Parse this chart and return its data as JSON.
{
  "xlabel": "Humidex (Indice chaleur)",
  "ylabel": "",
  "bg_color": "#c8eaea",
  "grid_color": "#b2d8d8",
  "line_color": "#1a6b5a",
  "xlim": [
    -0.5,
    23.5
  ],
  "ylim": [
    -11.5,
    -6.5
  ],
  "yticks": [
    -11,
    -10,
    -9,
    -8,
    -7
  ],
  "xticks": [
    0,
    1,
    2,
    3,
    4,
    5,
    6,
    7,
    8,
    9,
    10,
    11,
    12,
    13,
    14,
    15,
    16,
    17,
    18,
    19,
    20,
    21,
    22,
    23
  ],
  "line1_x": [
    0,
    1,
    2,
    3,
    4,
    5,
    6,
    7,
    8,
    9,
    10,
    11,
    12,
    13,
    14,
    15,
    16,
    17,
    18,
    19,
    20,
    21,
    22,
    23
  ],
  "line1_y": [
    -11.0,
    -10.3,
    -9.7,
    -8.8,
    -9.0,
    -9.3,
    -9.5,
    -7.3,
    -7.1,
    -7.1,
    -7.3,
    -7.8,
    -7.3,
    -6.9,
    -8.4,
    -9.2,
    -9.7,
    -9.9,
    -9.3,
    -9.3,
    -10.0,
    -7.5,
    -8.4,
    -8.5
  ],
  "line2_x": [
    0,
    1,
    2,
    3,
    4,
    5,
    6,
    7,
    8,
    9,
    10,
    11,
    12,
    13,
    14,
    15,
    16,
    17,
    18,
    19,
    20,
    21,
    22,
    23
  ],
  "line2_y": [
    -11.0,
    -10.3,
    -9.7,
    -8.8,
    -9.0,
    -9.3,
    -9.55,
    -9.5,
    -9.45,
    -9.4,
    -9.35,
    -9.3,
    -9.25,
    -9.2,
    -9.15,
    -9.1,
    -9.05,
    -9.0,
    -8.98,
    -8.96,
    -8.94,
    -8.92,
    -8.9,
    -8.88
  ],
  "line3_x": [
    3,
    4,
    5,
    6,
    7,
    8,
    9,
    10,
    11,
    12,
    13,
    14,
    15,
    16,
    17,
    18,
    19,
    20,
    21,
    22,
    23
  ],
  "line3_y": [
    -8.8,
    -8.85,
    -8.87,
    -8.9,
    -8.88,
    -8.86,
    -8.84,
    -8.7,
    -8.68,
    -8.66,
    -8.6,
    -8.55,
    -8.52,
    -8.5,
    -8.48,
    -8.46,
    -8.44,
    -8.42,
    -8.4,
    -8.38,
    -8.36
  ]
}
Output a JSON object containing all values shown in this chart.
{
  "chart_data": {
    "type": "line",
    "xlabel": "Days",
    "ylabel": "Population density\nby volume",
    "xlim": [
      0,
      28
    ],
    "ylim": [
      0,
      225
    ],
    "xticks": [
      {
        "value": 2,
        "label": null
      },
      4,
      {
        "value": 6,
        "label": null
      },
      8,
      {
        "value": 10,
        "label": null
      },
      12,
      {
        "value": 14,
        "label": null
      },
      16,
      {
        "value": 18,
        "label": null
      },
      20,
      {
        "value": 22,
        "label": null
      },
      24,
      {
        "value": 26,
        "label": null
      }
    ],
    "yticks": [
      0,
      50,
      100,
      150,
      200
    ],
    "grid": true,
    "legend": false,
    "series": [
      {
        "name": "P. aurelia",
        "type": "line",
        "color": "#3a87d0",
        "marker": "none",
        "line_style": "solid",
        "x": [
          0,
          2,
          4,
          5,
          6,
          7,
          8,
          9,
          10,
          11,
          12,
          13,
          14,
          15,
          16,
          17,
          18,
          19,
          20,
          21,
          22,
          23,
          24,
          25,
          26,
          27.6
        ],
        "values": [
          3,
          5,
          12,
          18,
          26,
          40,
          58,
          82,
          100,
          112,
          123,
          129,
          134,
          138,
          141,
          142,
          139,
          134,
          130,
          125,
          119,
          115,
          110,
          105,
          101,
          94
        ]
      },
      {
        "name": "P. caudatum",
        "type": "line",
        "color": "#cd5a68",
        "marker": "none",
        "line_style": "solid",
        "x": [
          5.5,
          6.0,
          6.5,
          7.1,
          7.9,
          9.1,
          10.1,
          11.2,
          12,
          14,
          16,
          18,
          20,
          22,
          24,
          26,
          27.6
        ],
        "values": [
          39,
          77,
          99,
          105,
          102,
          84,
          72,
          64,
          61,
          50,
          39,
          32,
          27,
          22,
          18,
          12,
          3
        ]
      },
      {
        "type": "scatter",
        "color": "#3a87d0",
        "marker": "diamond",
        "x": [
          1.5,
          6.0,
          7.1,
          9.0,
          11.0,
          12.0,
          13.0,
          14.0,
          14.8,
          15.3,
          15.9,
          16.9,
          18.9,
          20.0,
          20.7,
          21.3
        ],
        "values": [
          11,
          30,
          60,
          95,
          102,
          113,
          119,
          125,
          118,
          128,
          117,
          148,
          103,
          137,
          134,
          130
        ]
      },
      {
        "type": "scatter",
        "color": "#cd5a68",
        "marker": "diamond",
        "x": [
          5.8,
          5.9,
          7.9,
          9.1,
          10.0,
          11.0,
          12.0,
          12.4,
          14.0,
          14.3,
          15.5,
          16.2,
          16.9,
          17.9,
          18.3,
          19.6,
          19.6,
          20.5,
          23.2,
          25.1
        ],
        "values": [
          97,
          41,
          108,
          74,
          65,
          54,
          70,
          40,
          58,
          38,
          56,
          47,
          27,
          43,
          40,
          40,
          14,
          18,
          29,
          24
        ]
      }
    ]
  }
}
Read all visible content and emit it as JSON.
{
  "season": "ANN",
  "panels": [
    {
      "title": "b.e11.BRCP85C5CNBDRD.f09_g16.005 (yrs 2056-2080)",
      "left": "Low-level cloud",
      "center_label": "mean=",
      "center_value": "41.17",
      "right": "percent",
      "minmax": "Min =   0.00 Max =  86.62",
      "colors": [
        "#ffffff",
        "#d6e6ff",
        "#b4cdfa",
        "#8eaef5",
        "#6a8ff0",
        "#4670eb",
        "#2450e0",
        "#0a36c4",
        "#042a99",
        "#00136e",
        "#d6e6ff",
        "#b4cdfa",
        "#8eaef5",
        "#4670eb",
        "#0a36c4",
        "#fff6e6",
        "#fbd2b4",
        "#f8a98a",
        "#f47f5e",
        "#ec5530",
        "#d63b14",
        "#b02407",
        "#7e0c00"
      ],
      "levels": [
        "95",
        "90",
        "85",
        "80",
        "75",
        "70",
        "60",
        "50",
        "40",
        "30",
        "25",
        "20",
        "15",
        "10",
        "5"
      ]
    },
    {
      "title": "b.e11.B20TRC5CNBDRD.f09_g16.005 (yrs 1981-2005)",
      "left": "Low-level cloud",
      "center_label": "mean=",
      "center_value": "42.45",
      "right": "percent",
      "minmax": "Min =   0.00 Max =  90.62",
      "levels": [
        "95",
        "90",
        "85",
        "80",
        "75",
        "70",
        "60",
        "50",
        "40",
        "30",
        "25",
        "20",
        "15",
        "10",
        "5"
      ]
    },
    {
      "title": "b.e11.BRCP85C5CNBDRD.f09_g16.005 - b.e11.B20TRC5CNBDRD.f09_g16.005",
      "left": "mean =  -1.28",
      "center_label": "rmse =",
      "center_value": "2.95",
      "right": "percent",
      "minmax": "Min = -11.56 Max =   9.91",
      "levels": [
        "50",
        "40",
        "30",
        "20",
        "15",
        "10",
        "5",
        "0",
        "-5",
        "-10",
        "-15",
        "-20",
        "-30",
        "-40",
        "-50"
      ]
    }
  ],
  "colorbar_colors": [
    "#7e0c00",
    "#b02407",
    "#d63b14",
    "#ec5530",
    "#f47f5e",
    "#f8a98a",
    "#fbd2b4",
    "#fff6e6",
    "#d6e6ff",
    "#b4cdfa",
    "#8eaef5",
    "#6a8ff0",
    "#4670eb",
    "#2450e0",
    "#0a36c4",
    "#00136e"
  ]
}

· · · · ·

» EXERCISE AIM: In the entries above, identify every line with the string "title".

» THE OUTPUT:
      "title": "b.e11.BRCP85C5CNBDRD.f09_g16.005 (yrs 2056-2080)",
      "title": "b.e11.B20TRC5CNBDRD.f09_g16.005 (yrs 1981-2005)",
      "title": "b.e11.BRCP85C5CNBDRD.f09_g16.005 - b.e11.B20TRC5CNBDRD.f09_g16.005",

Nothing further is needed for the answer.